>>>

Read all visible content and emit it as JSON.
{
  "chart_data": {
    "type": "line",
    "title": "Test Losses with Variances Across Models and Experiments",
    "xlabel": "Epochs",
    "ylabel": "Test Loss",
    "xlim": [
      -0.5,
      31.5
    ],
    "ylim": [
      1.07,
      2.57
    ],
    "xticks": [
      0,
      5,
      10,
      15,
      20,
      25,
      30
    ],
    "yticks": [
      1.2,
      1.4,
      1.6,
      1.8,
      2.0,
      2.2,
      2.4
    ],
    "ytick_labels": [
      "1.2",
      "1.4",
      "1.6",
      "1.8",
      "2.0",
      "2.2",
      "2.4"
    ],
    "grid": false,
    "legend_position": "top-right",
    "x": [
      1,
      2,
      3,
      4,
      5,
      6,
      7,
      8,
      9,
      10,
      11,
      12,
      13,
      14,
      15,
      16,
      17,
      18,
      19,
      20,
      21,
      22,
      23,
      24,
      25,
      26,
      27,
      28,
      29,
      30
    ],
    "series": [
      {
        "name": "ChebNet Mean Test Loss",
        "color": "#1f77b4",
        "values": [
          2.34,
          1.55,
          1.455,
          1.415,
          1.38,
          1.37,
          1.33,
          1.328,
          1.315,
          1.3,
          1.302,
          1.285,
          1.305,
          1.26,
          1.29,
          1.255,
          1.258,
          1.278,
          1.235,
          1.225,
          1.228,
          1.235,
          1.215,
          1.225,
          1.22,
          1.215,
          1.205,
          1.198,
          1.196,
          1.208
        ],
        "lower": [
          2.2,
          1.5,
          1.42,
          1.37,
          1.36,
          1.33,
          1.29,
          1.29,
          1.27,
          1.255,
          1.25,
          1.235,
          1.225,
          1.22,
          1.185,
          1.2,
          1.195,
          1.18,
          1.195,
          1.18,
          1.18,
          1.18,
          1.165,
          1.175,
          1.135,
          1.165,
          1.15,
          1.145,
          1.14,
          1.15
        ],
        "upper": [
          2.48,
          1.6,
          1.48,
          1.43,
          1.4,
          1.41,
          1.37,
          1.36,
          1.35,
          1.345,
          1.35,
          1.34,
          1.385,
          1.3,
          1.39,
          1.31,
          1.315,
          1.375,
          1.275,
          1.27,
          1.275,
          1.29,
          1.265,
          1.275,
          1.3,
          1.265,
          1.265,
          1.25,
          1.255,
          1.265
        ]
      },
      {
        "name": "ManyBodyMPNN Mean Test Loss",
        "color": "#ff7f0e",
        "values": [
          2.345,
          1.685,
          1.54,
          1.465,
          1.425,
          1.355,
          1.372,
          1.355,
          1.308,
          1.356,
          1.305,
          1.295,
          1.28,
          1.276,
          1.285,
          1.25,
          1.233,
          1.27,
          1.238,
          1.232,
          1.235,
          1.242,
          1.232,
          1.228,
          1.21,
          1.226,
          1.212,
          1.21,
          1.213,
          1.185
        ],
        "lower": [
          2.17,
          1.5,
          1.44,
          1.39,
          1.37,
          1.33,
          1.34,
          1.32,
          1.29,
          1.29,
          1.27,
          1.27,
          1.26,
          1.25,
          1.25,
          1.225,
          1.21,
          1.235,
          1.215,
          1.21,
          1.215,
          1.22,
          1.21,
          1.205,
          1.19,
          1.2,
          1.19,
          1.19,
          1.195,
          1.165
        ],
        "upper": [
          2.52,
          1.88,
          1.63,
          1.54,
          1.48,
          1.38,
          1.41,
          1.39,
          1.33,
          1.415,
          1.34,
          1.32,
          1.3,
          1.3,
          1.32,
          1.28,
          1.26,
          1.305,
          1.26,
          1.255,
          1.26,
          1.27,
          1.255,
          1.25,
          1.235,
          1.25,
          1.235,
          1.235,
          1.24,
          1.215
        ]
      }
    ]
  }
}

<<<

EXERCISE AIM — In the listing, find every line containing the word "Test" and list it.

SOLUTION —
    "title": "Test Losses with Variances Across Models and Experiments",
    "ylabel": "Test Loss",
        "name": "ChebNet Mean Test Loss",
        "name": "ManyBodyMPNN Mean Test Loss",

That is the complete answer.